(WHAT IS ASKED): The data below needs to be returned exactly, line for line.

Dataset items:
================

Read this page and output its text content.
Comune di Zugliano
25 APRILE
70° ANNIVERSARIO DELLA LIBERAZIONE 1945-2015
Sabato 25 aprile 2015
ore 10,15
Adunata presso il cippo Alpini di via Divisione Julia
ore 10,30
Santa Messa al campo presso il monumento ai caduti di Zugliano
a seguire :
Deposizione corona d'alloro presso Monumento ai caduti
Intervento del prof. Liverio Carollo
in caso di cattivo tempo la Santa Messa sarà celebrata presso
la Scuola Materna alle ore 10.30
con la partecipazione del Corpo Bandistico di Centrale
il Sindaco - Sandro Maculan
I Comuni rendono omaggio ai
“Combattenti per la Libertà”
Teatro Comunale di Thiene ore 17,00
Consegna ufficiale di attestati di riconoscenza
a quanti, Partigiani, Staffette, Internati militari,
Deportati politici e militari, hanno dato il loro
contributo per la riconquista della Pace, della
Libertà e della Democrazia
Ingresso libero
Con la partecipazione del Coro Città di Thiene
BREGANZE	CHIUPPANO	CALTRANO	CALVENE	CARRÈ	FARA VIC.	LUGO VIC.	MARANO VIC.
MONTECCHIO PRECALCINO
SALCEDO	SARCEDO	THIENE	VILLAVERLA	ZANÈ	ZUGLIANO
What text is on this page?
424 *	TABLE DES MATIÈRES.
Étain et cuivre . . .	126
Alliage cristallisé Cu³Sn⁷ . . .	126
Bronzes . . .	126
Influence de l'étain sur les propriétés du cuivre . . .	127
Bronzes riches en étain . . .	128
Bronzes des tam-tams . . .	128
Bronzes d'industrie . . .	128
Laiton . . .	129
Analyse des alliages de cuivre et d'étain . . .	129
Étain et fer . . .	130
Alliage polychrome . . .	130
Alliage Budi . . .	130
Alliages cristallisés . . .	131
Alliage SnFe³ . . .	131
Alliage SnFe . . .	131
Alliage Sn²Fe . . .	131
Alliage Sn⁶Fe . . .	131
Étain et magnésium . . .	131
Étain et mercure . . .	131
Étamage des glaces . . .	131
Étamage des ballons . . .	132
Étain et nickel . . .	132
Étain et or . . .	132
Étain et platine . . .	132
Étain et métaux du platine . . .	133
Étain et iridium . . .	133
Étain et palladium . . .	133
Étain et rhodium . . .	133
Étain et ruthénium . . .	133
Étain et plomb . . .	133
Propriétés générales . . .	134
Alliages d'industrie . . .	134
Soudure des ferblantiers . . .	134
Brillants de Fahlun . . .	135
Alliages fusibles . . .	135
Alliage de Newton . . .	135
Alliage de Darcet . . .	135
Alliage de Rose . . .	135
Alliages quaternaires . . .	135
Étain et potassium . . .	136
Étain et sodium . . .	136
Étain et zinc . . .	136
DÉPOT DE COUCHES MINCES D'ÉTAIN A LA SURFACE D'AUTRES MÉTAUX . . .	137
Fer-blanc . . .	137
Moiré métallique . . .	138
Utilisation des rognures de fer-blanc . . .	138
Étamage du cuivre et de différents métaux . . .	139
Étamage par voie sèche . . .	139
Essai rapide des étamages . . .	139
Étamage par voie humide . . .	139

================

(EXERCISE OUTPUT):
Read this page and output its text content.
Comune di Zugliano
25 APRILE
70° ANNIVERSARIO DELLA LIBERAZIONE 1945-2015
Sabato 25 aprile 2015
ore 10,15
Adunata presso il cippo Alpini di via Divisione Julia
ore 10,30
Santa Messa al campo presso il monumento ai caduti di Zugliano
a seguire :
Deposizione corona d'alloro presso Monumento ai caduti
Intervento del prof. Liverio Carollo
in caso di cattivo tempo la Santa Messa sarà celebrata presso
la Scuola Materna alle ore 10.30
con la partecipazione del Corpo Bandistico di Centrale
il Sindaco - Sandro Maculan
I Comuni rendono omaggio ai
“Combattenti per la Libertà”
Teatro Comunale di Thiene ore 17,00
Consegna ufficiale di attestati di riconoscenza
a quanti, Partigiani, Staffette, Internati militari,
Deportati politici e militari, hanno dato il loro
contributo per la riconquista della Pace, della
Libertà e della Democrazia
Ingresso libero
Con la partecipazione del Coro Città di Thiene
BREGANZE	CHIUPPANO	CALTRANO	CALVENE	CARRÈ	FARA VIC.	LUGO VIC.	MARANO VIC.
MONTECCHIO PRECALCINO
SALCEDO	SARCEDO	THIENE	VILLAVERLA	ZANÈ	ZUGLIANO
What text is on this page?
424 *	TABLE DES MATIÈRES.
Étain et cuivre . . .	126
Alliage cristallisé Cu³Sn⁷ . . .	126
Bronzes . . .	126
Influence de l'étain sur les propriétés du cuivre . . .	127
Bronzes riches en étain . . .	128
Bronzes des tam-tams . . .	128
Bronzes d'industrie . . .	128
Laiton . . .	129
Analyse des alliages de cuivre et d'étain . . .	129
Étain et fer . . .	130
Alliage polychrome . . .	130
Alliage Budi . . .	130
Alliages cristallisés . . .	131
Alliage SnFe³ . . .	131
Alliage SnFe . . .	131
Alliage Sn²Fe . . .	131
Alliage Sn⁶Fe . . .	131
Étain et magnésium . . .	131
Étain et mercure . . .	131
Étamage des glaces . . .	131
Étamage des ballons . . .	132
Étain et nickel . . .	132
Étain et or . . .	132
Étain et platine . . .	132
Étain et métaux du platine . . .	133
Étain et iridium . . .	133
Étain et palladium . . .	133
Étain et rhodium . . .	133
Étain et ruthénium . . .	133
Étain et plomb . . .	133
Propriétés générales . . .	134
Alliages d'industrie . . .	134
Soudure des ferblantiers . . .	134
Brillants de Fahlun . . .	135
Alliages fusibles . . .	135
Alliage de Newton . . .	135
Alliage de Darcet . . .	135
Alliage de Rose . . .	135
Alliages quaternaires . . .	135
Étain et potassium . . .	136
Étain et sodium . . .	136
Étain et zinc . . .	136
DÉPOT DE COUCHES MINCES D'ÉTAIN A LA SURFACE D'AUTRES MÉTAUX . . .	137
Fer-blanc . . .	137
Moiré métallique . . .	138
Utilisation des rognures de fer-blanc . . .	138
Étamage du cuivre et de différents métaux . . .	139
Étamage par voie sèche . . .	139
Essai rapide des étamages . . .	139
Étamage par voie humide . . .	139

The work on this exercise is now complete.